Records for this exercise
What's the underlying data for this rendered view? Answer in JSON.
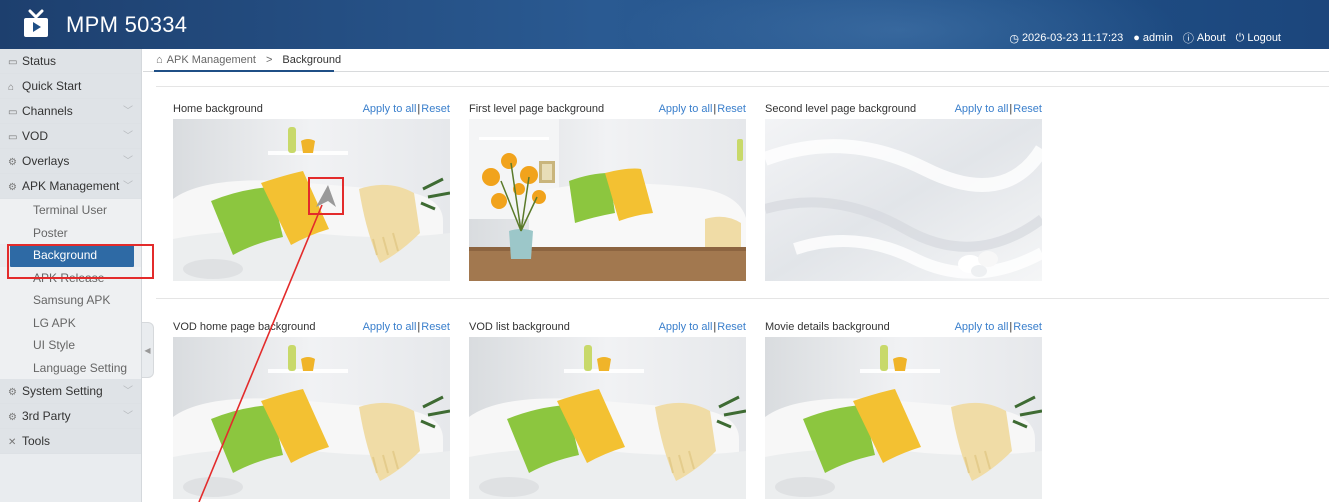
{
  "header": {
    "title": "MPM 50334",
    "datetime": "2026-03-23 11:17:23",
    "user": "admin",
    "about": "About",
    "logout": "Logout"
  },
  "sidebar": {
    "items": [
      {
        "label": "Status",
        "icon": "monitor-icon"
      },
      {
        "label": "Quick Start",
        "icon": "rocket-icon"
      },
      {
        "label": "Channels",
        "icon": "tv-icon"
      },
      {
        "label": "VOD",
        "icon": "screen-icon"
      },
      {
        "label": "Overlays",
        "icon": "gear-icon"
      },
      {
        "label": "APK Management",
        "icon": "gear-icon"
      }
    ],
    "sub_items": [
      "Terminal User",
      "Poster",
      "Background",
      "APK Release",
      "Samsung APK",
      "LG APK",
      "UI Style",
      "Language Setting"
    ],
    "bottom_items": [
      {
        "label": "System Setting",
        "icon": "gear-icon"
      },
      {
        "label": "3rd Party",
        "icon": "gear-icon"
      },
      {
        "label": "Tools",
        "icon": "tools-icon"
      }
    ],
    "active_sub": "Background"
  },
  "breadcrumb": {
    "parent": "APK Management",
    "separator": ">",
    "current": "Background"
  },
  "actions": {
    "apply": "Apply to all",
    "reset": "Reset"
  },
  "cards": [
    {
      "title": "Home background",
      "image": "living-room"
    },
    {
      "title": "First level page background",
      "image": "living-room-table"
    },
    {
      "title": "Second level page background",
      "image": "white-fabric"
    },
    {
      "title": "VOD home page background",
      "image": "living-room"
    },
    {
      "title": "VOD list background",
      "image": "living-room"
    },
    {
      "title": "Movie details background",
      "image": "living-room"
    }
  ],
  "colors": {
    "header": "#1f4f86",
    "accent": "#2e6aa5",
    "link": "#3a7fcc",
    "annotation": "#e32b2b"
  }
}
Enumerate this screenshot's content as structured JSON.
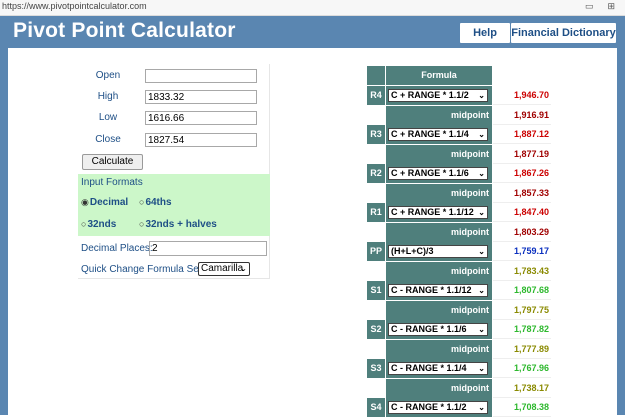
{
  "browser": {
    "url": "https://www.pivotpointcalculator.com",
    "icons": [
      "reader-icon",
      "extensions-icon"
    ]
  },
  "header": {
    "title": "Pivot Point Calculator",
    "nav": {
      "help": "Help",
      "dictionary": "Financial Dictionary"
    }
  },
  "form": {
    "open": {
      "label": "Open",
      "value": ""
    },
    "high": {
      "label": "High",
      "value": "1833.32"
    },
    "low": {
      "label": "Low",
      "value": "1616.66"
    },
    "close": {
      "label": "Close",
      "value": "1827.54"
    },
    "calculate_label": "Calculate",
    "formats": {
      "title": "Input Formats",
      "options": [
        "Decimal",
        "64ths",
        "32nds",
        "32nds + halves"
      ],
      "selected": "Decimal"
    },
    "decimal_places": {
      "label": "Decimal Places:",
      "value": "2"
    },
    "quick_change": {
      "label": "Quick Change Formula Set:",
      "selected": "Camarilla"
    }
  },
  "table": {
    "header": "Formula",
    "midpoint_label": "midpoint",
    "rows": [
      {
        "label": "R4",
        "formula": "C + RANGE * 1.1/2",
        "value": "1,946.70",
        "color": "#cc0000"
      },
      {
        "midpoint": "1,916.91",
        "color": "#a00000"
      },
      {
        "label": "R3",
        "formula": "C + RANGE * 1.1/4",
        "value": "1,887.12",
        "color": "#cc0000"
      },
      {
        "midpoint": "1,877.19",
        "color": "#a00000"
      },
      {
        "label": "R2",
        "formula": "C + RANGE * 1.1/6",
        "value": "1,867.26",
        "color": "#cc0000"
      },
      {
        "midpoint": "1,857.33",
        "color": "#a00000"
      },
      {
        "label": "R1",
        "formula": "C + RANGE * 1.1/12",
        "value": "1,847.40",
        "color": "#cc0000"
      },
      {
        "midpoint": "1,803.29",
        "color": "#a00000"
      },
      {
        "label": "PP",
        "formula": "(H+L+C)/3",
        "value": "1,759.17",
        "color": "#0a2fbf"
      },
      {
        "midpoint": "1,783.43",
        "color": "#8a8a00"
      },
      {
        "label": "S1",
        "formula": "C - RANGE * 1.1/12",
        "value": "1,807.68",
        "color": "#2db82d"
      },
      {
        "midpoint": "1,797.75",
        "color": "#8a8a00"
      },
      {
        "label": "S2",
        "formula": "C - RANGE * 1.1/6",
        "value": "1,787.82",
        "color": "#2db82d"
      },
      {
        "midpoint": "1,777.89",
        "color": "#8a8a00"
      },
      {
        "label": "S3",
        "formula": "C - RANGE * 1.1/4",
        "value": "1,767.96",
        "color": "#2db82d"
      },
      {
        "midpoint": "1,738.17",
        "color": "#8a8a00"
      },
      {
        "label": "S4",
        "formula": "C - RANGE * 1.1/2",
        "value": "1,708.38",
        "color": "#2db82d"
      }
    ]
  }
}
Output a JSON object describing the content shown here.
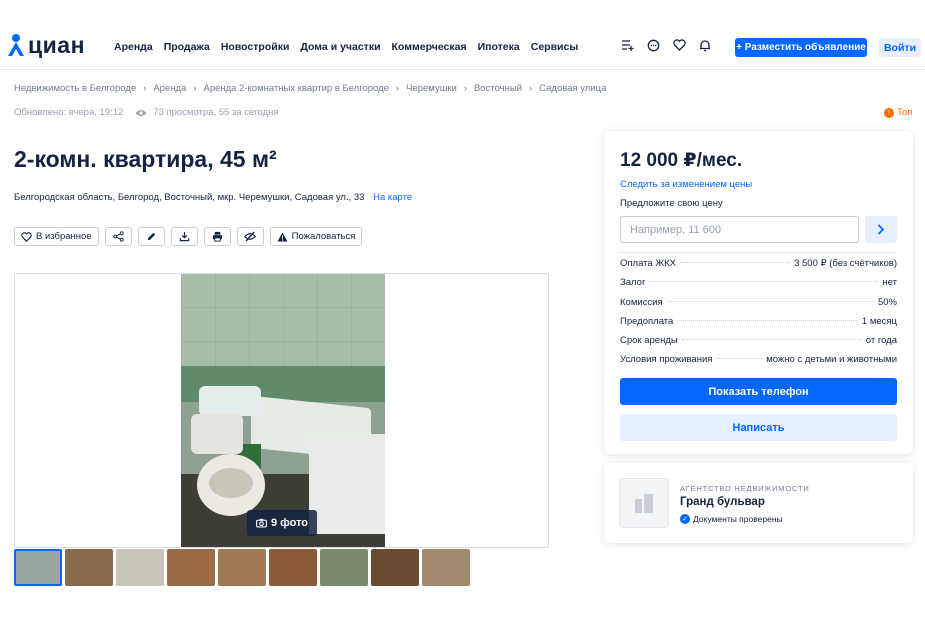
{
  "header": {
    "logo_text": "циан",
    "nav": [
      "Аренда",
      "Продажа",
      "Новостройки",
      "Дома и участки",
      "Коммерческая",
      "Ипотека",
      "Сервисы"
    ],
    "icons": [
      "compare-list-icon",
      "chat-icon",
      "heart-icon",
      "bell-icon"
    ],
    "post_button": "+ Разместить объявление",
    "login_button": "Войти"
  },
  "breadcrumbs": [
    "Недвижимость в Белгороде",
    "Аренда",
    "Аренда 2-комнатных квартир в Белгороде",
    "Черемушки",
    "Восточный",
    "Садовая улица"
  ],
  "meta": {
    "updated": "Обновлено: вчера, 19:12",
    "views": "73 просмотра, 55 за сегодня"
  },
  "top_badge": "Топ",
  "listing": {
    "title": "2-комн. квартира, 45 м²",
    "address": "Белгородская область, Белгород, Восточный, мкр. Черемушки, Садовая ул., 33",
    "map_link": "На карте"
  },
  "actions": {
    "favorite": "В избранное",
    "report": "Пожаловаться"
  },
  "gallery": {
    "photo_count_label": "9 фото",
    "thumb_colors": [
      "#9aa8a4",
      "#8a6a4c",
      "#c8c4b8",
      "#9a6a44",
      "#a07a54",
      "#8a5a3a",
      "#7a8a6a",
      "#6a4a30",
      "#a08a70"
    ]
  },
  "price_card": {
    "price": "12 000 ₽/мес.",
    "follow_price": "Следить за изменением цены",
    "offer_label": "Предложите свою цену",
    "offer_placeholder": "Например, 11 600",
    "terms": [
      {
        "label": "Оплата ЖКХ",
        "value": "3 500 ₽ (без счётчиков)"
      },
      {
        "label": "Залог",
        "value": "нет"
      },
      {
        "label": "Комиссия",
        "value": "50%"
      },
      {
        "label": "Предоплата",
        "value": "1 месяц"
      },
      {
        "label": "Срок аренды",
        "value": "от года"
      },
      {
        "label": "Условия проживания",
        "value": "можно с детьми и животными"
      }
    ],
    "show_phone": "Показать телефон",
    "write": "Написать"
  },
  "agent": {
    "type": "АГЕНТСТВО НЕДВИЖИМОСТИ",
    "name": "Гранд бульвар",
    "verified": "Документы проверены"
  },
  "colors": {
    "accent": "#0468ff",
    "top": "#ff6a00",
    "text": "#152242"
  }
}
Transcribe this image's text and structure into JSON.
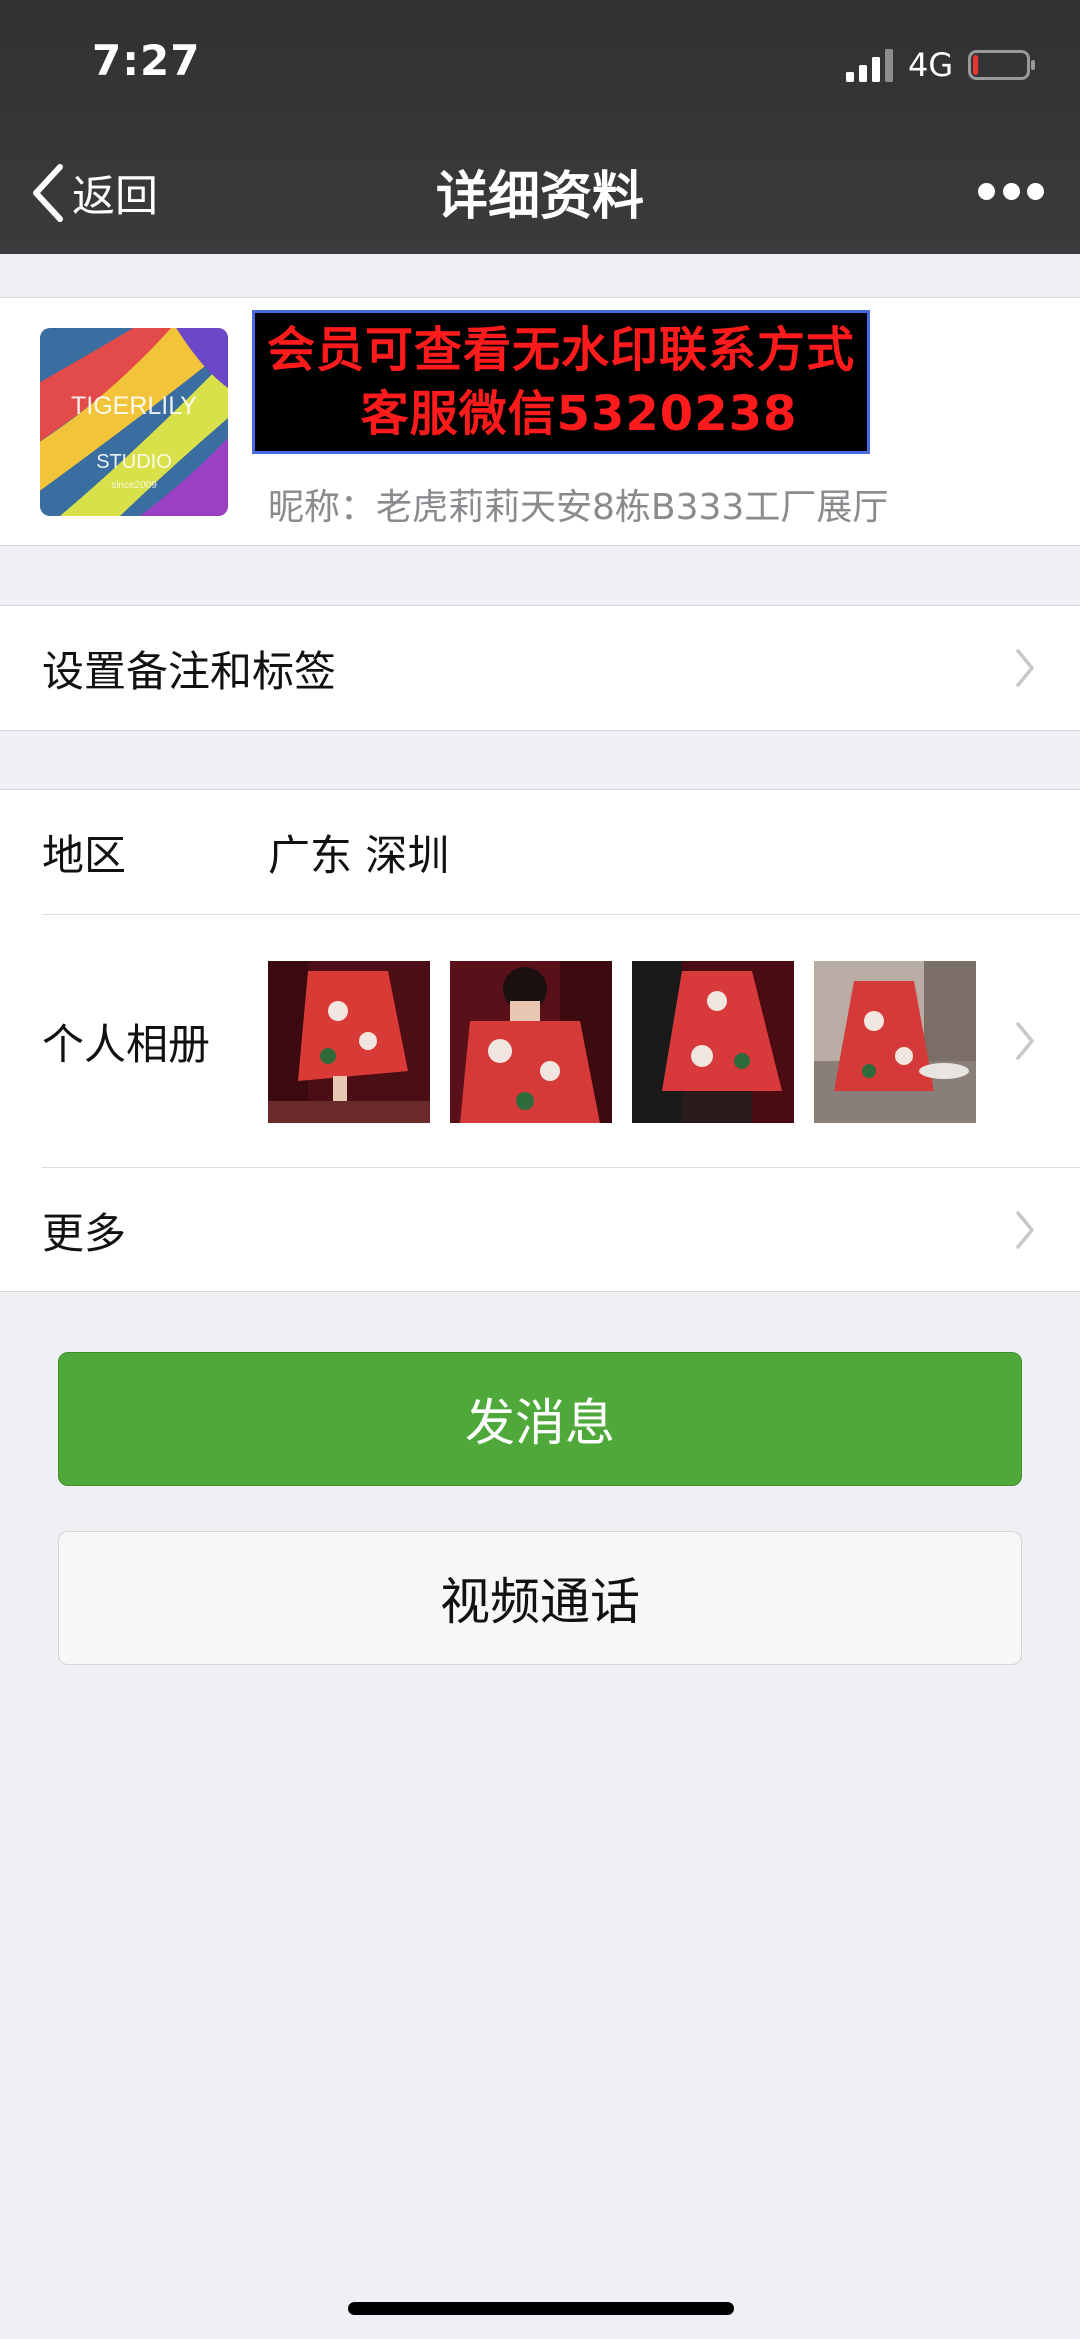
{
  "status_bar": {
    "time": "7:27",
    "network": "4G",
    "battery_level": 0.1,
    "battery_color": "#e8362e"
  },
  "nav": {
    "back_label": "返回",
    "title": "详细资料"
  },
  "profile": {
    "avatar_text": "TIGERLILY",
    "avatar_subtext": "STUDIO",
    "avatar_since": "since2009",
    "watermark_line1": "会员可查看无水印联系方式",
    "watermark_line2": "客服微信5320238",
    "nickname": "昵称：老虎莉莉天安8栋B333工厂展厅"
  },
  "remark": {
    "label": "设置备注和标签"
  },
  "info": {
    "region_label": "地区",
    "region_value": "广东 深圳",
    "album_label": "个人相册",
    "album_photos": [
      "dress-photo-1",
      "dress-photo-2",
      "dress-photo-3",
      "dress-photo-4"
    ],
    "more_label": "更多"
  },
  "actions": {
    "send_message": "发消息",
    "video_call": "视频通话"
  },
  "colors": {
    "nav_bg": "#333436",
    "primary_button": "#4ea93a",
    "page_bg": "#efeff4",
    "watermark_text": "#ff1b1b"
  }
}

Task to carry out
Using the records above, copy every line that has the word "Аренда" in it.

Completed task
      "Аренда",
    "Аренда",
    "Аренда 2-комнатных квартир в Белгороде",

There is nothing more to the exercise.